### [WHAT THIS TASK INVOLVES]
Search the records for "radiation". Copy every line where it appears.

### [Collected data]
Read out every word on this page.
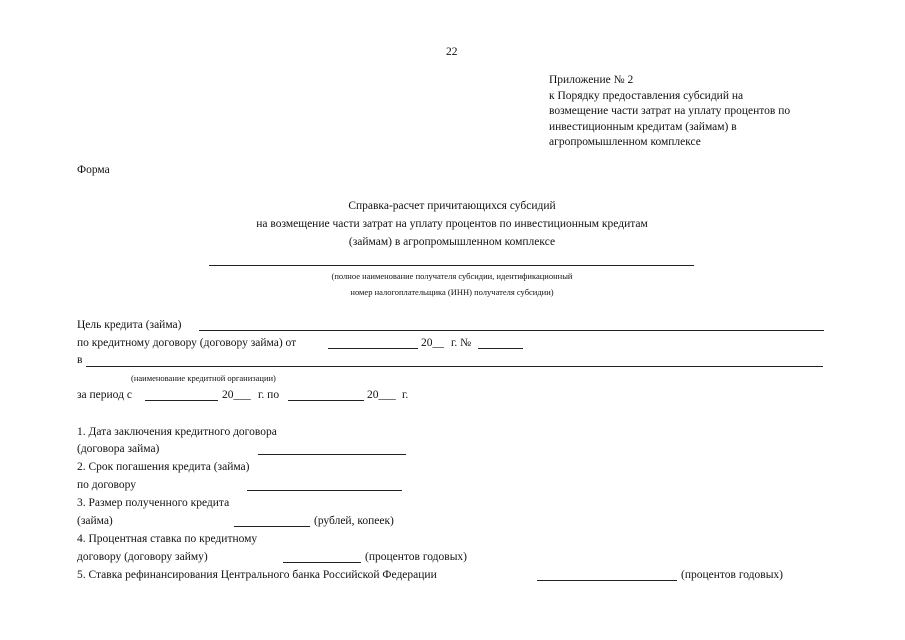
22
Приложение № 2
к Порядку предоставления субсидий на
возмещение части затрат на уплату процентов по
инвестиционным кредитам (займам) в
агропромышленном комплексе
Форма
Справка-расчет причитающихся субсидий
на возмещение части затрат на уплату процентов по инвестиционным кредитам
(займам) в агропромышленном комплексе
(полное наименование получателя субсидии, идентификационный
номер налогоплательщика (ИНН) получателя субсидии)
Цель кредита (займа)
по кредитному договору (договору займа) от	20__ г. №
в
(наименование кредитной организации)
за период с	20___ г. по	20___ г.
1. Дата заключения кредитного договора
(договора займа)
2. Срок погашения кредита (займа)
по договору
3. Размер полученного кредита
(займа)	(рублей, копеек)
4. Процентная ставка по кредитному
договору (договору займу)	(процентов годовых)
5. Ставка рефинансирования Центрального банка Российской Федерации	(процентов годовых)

==

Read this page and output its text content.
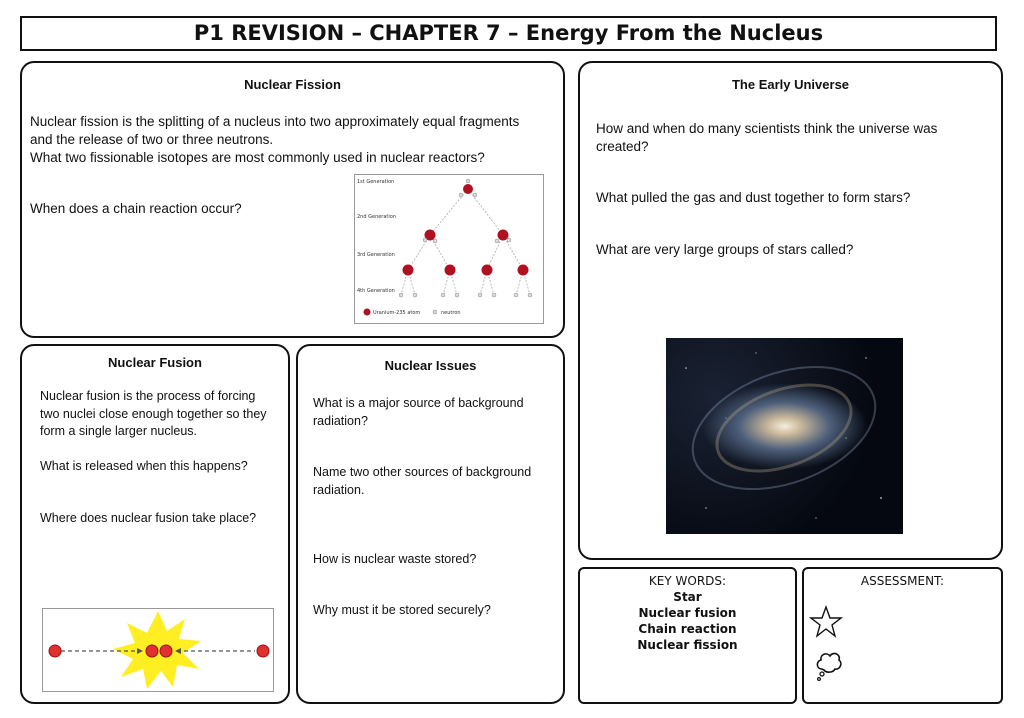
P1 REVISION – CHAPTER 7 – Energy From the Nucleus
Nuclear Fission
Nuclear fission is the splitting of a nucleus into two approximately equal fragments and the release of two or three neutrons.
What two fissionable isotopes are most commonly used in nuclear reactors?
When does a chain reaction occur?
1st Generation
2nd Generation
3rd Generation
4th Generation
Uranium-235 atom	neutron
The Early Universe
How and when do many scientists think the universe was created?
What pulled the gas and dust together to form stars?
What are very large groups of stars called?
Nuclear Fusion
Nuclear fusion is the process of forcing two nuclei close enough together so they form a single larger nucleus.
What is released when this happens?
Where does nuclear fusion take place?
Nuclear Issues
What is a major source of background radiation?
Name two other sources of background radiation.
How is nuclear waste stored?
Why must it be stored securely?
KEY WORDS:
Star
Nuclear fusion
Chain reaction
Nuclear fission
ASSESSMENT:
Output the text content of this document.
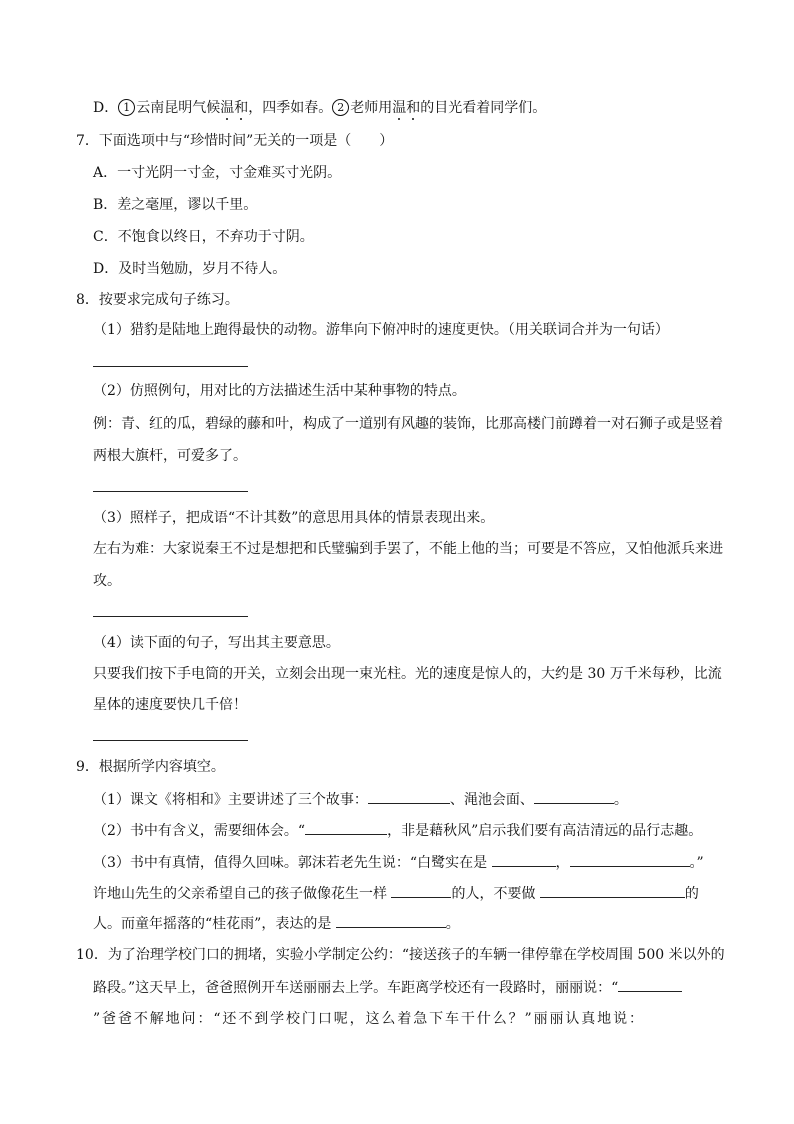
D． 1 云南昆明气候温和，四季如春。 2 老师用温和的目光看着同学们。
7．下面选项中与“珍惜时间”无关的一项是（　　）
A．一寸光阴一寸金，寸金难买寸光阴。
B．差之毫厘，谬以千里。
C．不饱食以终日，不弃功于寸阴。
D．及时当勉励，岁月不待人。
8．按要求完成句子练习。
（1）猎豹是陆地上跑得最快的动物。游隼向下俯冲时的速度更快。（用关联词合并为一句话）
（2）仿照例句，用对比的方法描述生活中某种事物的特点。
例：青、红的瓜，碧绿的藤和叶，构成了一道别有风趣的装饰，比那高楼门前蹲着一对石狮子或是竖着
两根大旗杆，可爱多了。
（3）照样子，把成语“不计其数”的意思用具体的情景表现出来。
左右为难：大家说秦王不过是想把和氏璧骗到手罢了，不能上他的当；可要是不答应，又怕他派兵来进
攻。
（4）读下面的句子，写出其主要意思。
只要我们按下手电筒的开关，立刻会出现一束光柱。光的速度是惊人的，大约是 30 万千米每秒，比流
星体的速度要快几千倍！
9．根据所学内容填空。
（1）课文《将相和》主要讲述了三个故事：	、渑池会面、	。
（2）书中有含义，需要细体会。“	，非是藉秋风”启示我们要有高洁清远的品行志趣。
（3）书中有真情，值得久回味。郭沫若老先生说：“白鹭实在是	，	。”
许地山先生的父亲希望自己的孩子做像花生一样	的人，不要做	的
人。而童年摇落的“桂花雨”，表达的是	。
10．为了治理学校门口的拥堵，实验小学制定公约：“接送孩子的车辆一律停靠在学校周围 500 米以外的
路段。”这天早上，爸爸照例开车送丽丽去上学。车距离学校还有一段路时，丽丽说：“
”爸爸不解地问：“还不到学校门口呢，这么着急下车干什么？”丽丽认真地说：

### [WRITTEN ANSWER]
What is a major source of background radiation?
Name two other sources of background radiation.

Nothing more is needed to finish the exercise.